PROBLEM STATEMENT:
Look through the data below. Show each line where the string "this" occurs.

(Data extracted from a collection)

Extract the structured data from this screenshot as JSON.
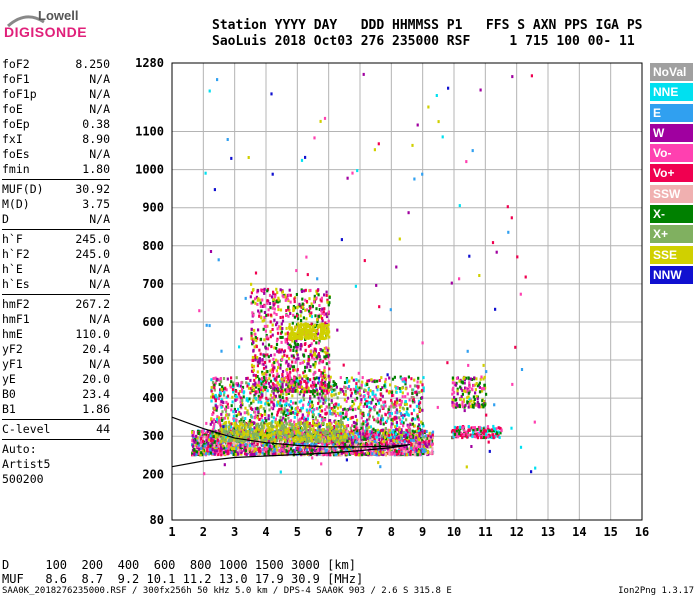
{
  "logo": {
    "top": "Lowell",
    "bottom": "DIGISONDE"
  },
  "header": {
    "row1": "Station YYYY DAY   DDD HHMMSS P1   FFS S AXN PPS IGA PS",
    "row2": "SaoLuis 2018 Oct03 276 235000 RSF     1 715 100 00- 11"
  },
  "params": [
    {
      "label": "foF2",
      "value": "8.250"
    },
    {
      "label": "foF1",
      "value": "N/A"
    },
    {
      "label": "foF1p",
      "value": "N/A"
    },
    {
      "label": "foE",
      "value": "N/A"
    },
    {
      "label": "foEp",
      "value": "0.38"
    },
    {
      "label": "fxI",
      "value": "8.90"
    },
    {
      "label": "foEs",
      "value": "N/A"
    },
    {
      "label": "fmin",
      "value": "1.80"
    },
    {
      "sep": true
    },
    {
      "label": "MUF(D)",
      "value": "30.92"
    },
    {
      "label": "M(D)",
      "value": "3.75"
    },
    {
      "label": "D",
      "value": "N/A"
    },
    {
      "sep": true
    },
    {
      "label": "h`F",
      "value": "245.0"
    },
    {
      "label": "h`F2",
      "value": "245.0"
    },
    {
      "label": "h`E",
      "value": "N/A"
    },
    {
      "label": "h`Es",
      "value": "N/A"
    },
    {
      "sep": true
    },
    {
      "label": "hmF2",
      "value": "267.2"
    },
    {
      "label": "hmF1",
      "value": "N/A"
    },
    {
      "label": "hmE",
      "value": "110.0"
    },
    {
      "label": "yF2",
      "value": "20.4"
    },
    {
      "label": "yF1",
      "value": "N/A"
    },
    {
      "label": "yE",
      "value": "20.0"
    },
    {
      "label": "B0",
      "value": "23.4"
    },
    {
      "label": "B1",
      "value": "1.86"
    },
    {
      "sep": true
    },
    {
      "label": "C-level",
      "value": "44"
    },
    {
      "sep": true
    },
    {
      "text": "Auto:"
    },
    {
      "text": "Artist5"
    },
    {
      "text": "500200"
    }
  ],
  "legend": [
    {
      "label": "NoVal",
      "color": "#a0a0a0"
    },
    {
      "label": "NNE",
      "color": "#00e0f0"
    },
    {
      "label": "E",
      "color": "#30a0f0"
    },
    {
      "label": "W",
      "color": "#a000a0"
    },
    {
      "label": "Vo-",
      "color": "#ff40b0"
    },
    {
      "label": "Vo+",
      "color": "#f00050"
    },
    {
      "label": "SSW",
      "color": "#f0b0b0"
    },
    {
      "label": "X-",
      "color": "#008000"
    },
    {
      "label": "X+",
      "color": "#80b060"
    },
    {
      "label": "SSE",
      "color": "#d0d000"
    },
    {
      "label": "NNW",
      "color": "#1010d0"
    }
  ],
  "dtable": {
    "row1": "D     100  200  400  600  800 1000 1500 3000 [km]",
    "row2": "MUF   8.6  8.7  9.2 10.1 11.2 13.0 17.9 30.9 [MHz]"
  },
  "footer": "SAA0K_2018276235000.RSF / 300fx256h 50 kHz 5.0 km / DPS-4 SAA0K 903 / 2.6 S 315.8 E",
  "version": "Ion2Png 1.3.17",
  "chart_data": {
    "type": "scatter",
    "title": "",
    "xlabel": "",
    "ylabel": "",
    "xlim": [
      1,
      16
    ],
    "ylim": [
      80,
      1280
    ],
    "x_ticks": [
      1,
      2,
      3,
      4,
      5,
      6,
      7,
      8,
      9,
      10,
      11,
      12,
      13,
      14,
      15,
      16
    ],
    "y_ticks": [
      80,
      200,
      300,
      400,
      500,
      600,
      700,
      800,
      900,
      1000,
      1100,
      1280
    ],
    "grid": true,
    "legend_position": "right",
    "clusters": [
      {
        "name": "F2 trace main",
        "freq": [
          1.6,
          9.3
        ],
        "height": [
          255,
          320
        ],
        "n": 2400,
        "colors": [
          "#f00050",
          "#ff40b0",
          "#a000a0",
          "#008000",
          "#d0d000",
          "#30a0f0",
          "#f0b0b0"
        ]
      },
      {
        "name": "F2 spread",
        "freq": [
          2.2,
          9.0
        ],
        "height": [
          300,
          460
        ],
        "n": 1500,
        "colors": [
          "#f00050",
          "#ff40b0",
          "#a000a0",
          "#d0d000",
          "#008000",
          "#00e0f0",
          "#80b060"
        ]
      },
      {
        "name": "spread F high",
        "freq": [
          3.5,
          6.0
        ],
        "height": [
          420,
          690
        ],
        "n": 800,
        "colors": [
          "#d0d000",
          "#f00050",
          "#a000a0",
          "#ff40b0",
          "#008000"
        ]
      },
      {
        "name": "echo 580 km",
        "freq": [
          4.7,
          6.0
        ],
        "height": [
          560,
          600
        ],
        "n": 220,
        "colors": [
          "#d0d000"
        ]
      },
      {
        "name": "echo 300 km yellow",
        "freq": [
          2.5,
          6.5
        ],
        "height": [
          290,
          340
        ],
        "n": 500,
        "colors": [
          "#d0d000",
          "#80b060"
        ]
      },
      {
        "name": "echo 10-11 MHz",
        "freq": [
          9.9,
          11.0
        ],
        "height": [
          380,
          460
        ],
        "n": 160,
        "colors": [
          "#d0d000",
          "#ff40b0",
          "#a000a0",
          "#008000"
        ]
      },
      {
        "name": "echo 10-11.5 MHz low",
        "freq": [
          9.9,
          11.5
        ],
        "height": [
          300,
          330
        ],
        "n": 170,
        "colors": [
          "#f00050",
          "#ff40b0",
          "#008000",
          "#00e0f0"
        ]
      },
      {
        "name": "scattered noise",
        "freq": [
          1.8,
          12.8
        ],
        "height": [
          200,
          1270
        ],
        "n": 150,
        "colors": [
          "#ff40b0",
          "#f00050",
          "#a000a0",
          "#30a0f0",
          "#00e0f0",
          "#d0d000",
          "#1010d0"
        ]
      }
    ],
    "curves": [
      {
        "name": "profile lower",
        "freq": [
          1.0,
          2.0,
          3.0,
          4.0,
          5.0,
          6.0,
          7.0,
          8.0,
          8.5
        ],
        "height": [
          220,
          235,
          244,
          248,
          252,
          256,
          262,
          270,
          276
        ]
      },
      {
        "name": "profile upper",
        "freq": [
          1.0,
          2.0,
          3.0,
          4.0,
          5.0,
          6.0,
          7.0,
          8.0,
          8.6
        ],
        "height": [
          350,
          320,
          295,
          283,
          276,
          272,
          272,
          274,
          278
        ]
      }
    ]
  }
}
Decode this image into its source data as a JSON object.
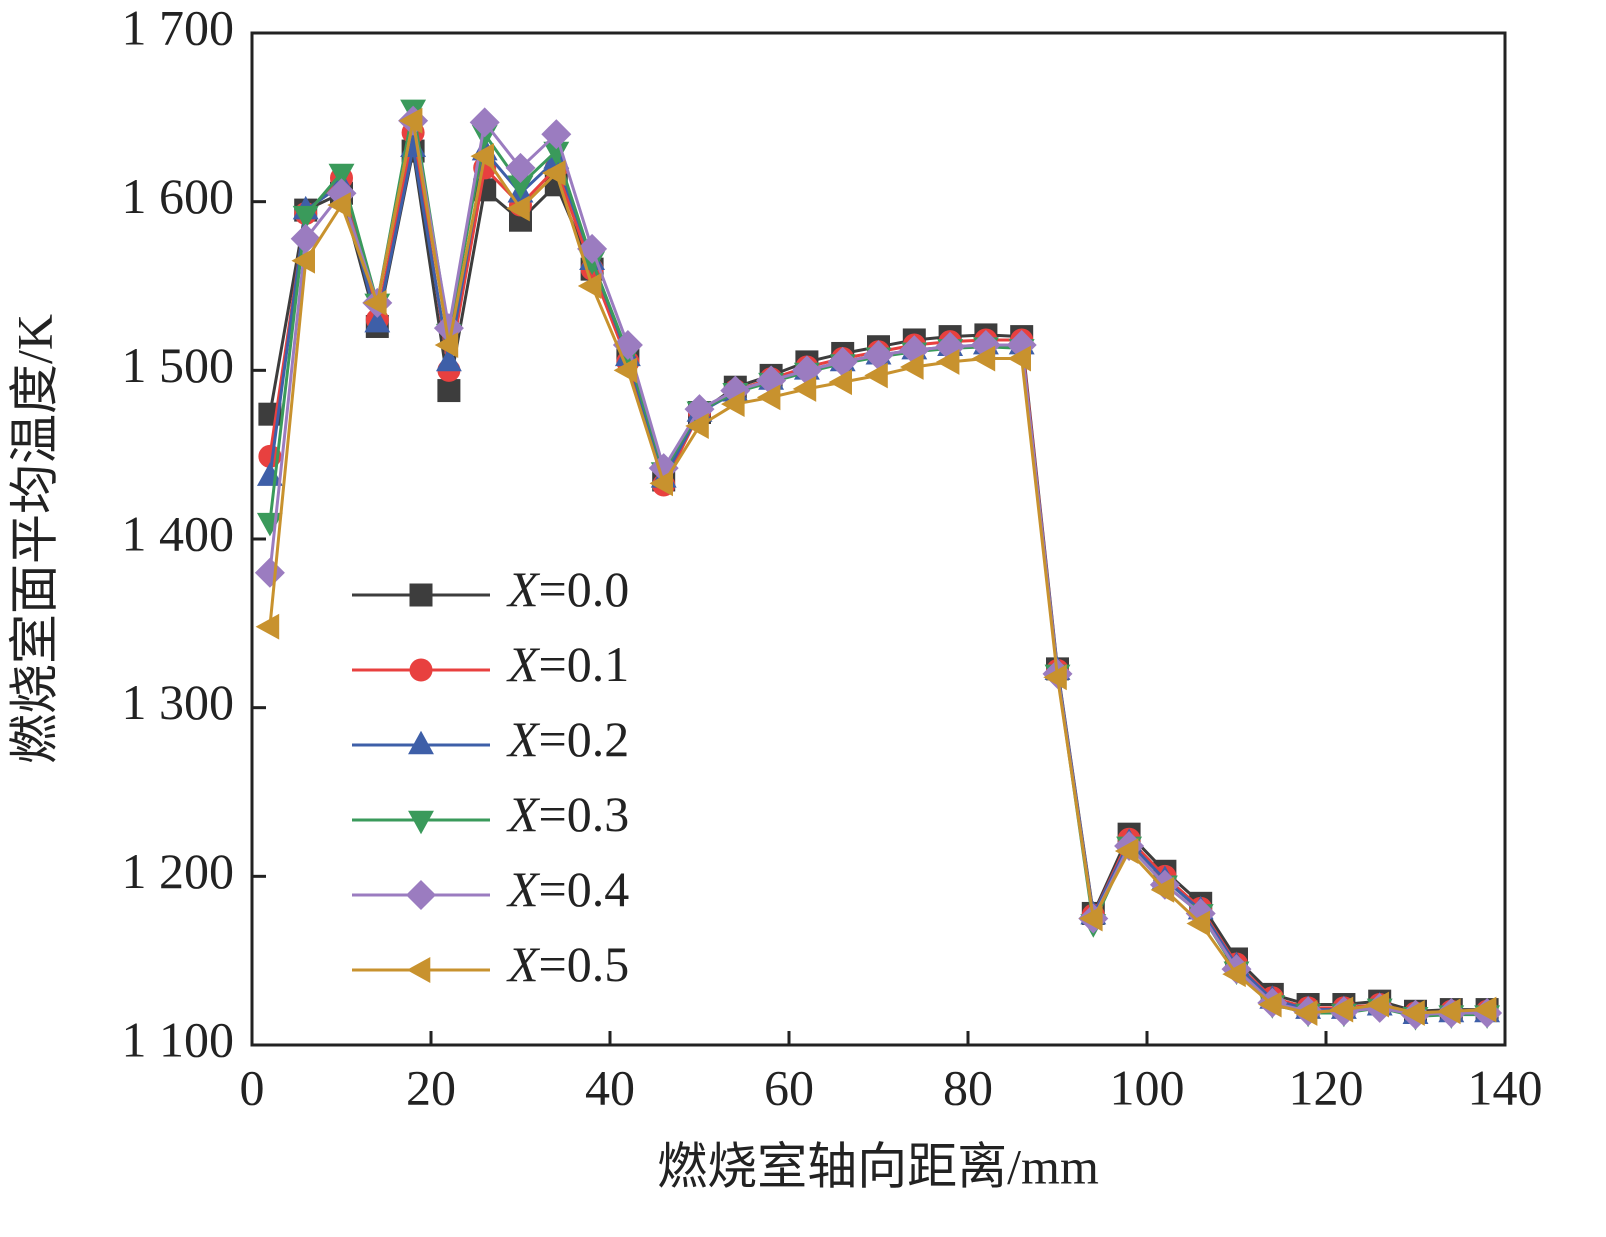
{
  "chart_data": {
    "type": "line",
    "x_label": "燃烧室轴向距离/mm",
    "y_label": "燃烧室面平均温度/K",
    "x": [
      2,
      6,
      10,
      14,
      18,
      22,
      26,
      30,
      34,
      38,
      42,
      46,
      50,
      54,
      58,
      62,
      66,
      70,
      74,
      78,
      82,
      86,
      90,
      94,
      98,
      102,
      106,
      110,
      114,
      118,
      122,
      126,
      130,
      134,
      138
    ],
    "xlim": [
      0,
      140
    ],
    "xticks": [
      0,
      20,
      40,
      60,
      80,
      100,
      120,
      140
    ],
    "ylim": [
      1100,
      1700
    ],
    "yticks": [
      {
        "value": 1100,
        "label": "1 100"
      },
      {
        "value": 1200,
        "label": "1 200"
      },
      {
        "value": 1300,
        "label": "1 300"
      },
      {
        "value": 1400,
        "label": "1 400"
      },
      {
        "value": 1500,
        "label": "1 500"
      },
      {
        "value": 1600,
        "label": "1 600"
      },
      {
        "value": 1700,
        "label": "1 700"
      }
    ],
    "legend": "lower left",
    "series": [
      {
        "name": "X=0.0",
        "color": "#3d3d3d",
        "marker": "square",
        "values": [
          1474,
          1595,
          1605,
          1526,
          1630,
          1488,
          1607,
          1589,
          1610,
          1560,
          1510,
          1435,
          1475,
          1490,
          1497,
          1505,
          1510,
          1514,
          1518,
          1520,
          1521,
          1520,
          1323,
          1178,
          1225,
          1203,
          1184,
          1151,
          1130,
          1124,
          1124,
          1126,
          1120,
          1121,
          1121
        ]
      },
      {
        "name": "X=0.1",
        "color": "#e8403f",
        "marker": "circle",
        "values": [
          1449,
          1593,
          1614,
          1530,
          1641,
          1500,
          1620,
          1598,
          1620,
          1560,
          1505,
          1432,
          1475,
          1488,
          1495,
          1502,
          1507,
          1511,
          1515,
          1517,
          1518,
          1518,
          1322,
          1177,
          1222,
          1200,
          1181,
          1148,
          1128,
          1122,
          1122,
          1124,
          1119,
          1120,
          1120
        ]
      },
      {
        "name": "X=0.2",
        "color": "#3e5fa8",
        "marker": "triangle-up",
        "values": [
          1437,
          1595,
          1610,
          1528,
          1632,
          1505,
          1630,
          1605,
          1625,
          1565,
          1508,
          1436,
          1475,
          1487,
          1494,
          1500,
          1505,
          1509,
          1512,
          1514,
          1515,
          1515,
          1322,
          1177,
          1220,
          1198,
          1180,
          1147,
          1127,
          1121,
          1121,
          1123,
          1118,
          1119,
          1119
        ]
      },
      {
        "name": "X=0.3",
        "color": "#3a9a5b",
        "marker": "triangle-down",
        "values": [
          1410,
          1592,
          1617,
          1540,
          1655,
          1522,
          1640,
          1610,
          1630,
          1565,
          1510,
          1440,
          1476,
          1487,
          1493,
          1499,
          1504,
          1508,
          1511,
          1513,
          1514,
          1513,
          1320,
          1172,
          1218,
          1195,
          1178,
          1144,
          1124,
          1119,
          1119,
          1122,
          1117,
          1118,
          1118
        ]
      },
      {
        "name": "X=0.4",
        "color": "#9b7cc0",
        "marker": "diamond",
        "values": [
          1380,
          1578,
          1605,
          1540,
          1648,
          1525,
          1647,
          1620,
          1640,
          1572,
          1515,
          1442,
          1477,
          1488,
          1494,
          1500,
          1505,
          1509,
          1512,
          1514,
          1515,
          1515,
          1320,
          1175,
          1218,
          1195,
          1178,
          1145,
          1125,
          1120,
          1120,
          1122,
          1118,
          1119,
          1119
        ]
      },
      {
        "name": "X=0.5",
        "color": "#c8922e",
        "marker": "triangle-left",
        "values": [
          1348,
          1565,
          1598,
          1540,
          1648,
          1515,
          1627,
          1596,
          1617,
          1550,
          1500,
          1433,
          1467,
          1480,
          1484,
          1489,
          1493,
          1497,
          1502,
          1505,
          1507,
          1507,
          1318,
          1175,
          1215,
          1192,
          1172,
          1142,
          1124,
          1119,
          1121,
          1124,
          1119,
          1120,
          1121
        ]
      }
    ]
  }
}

WRITTEN REPLY:
Extract the structured data from this screenshot as JSON.
Decode this image into its source data as a JSON object.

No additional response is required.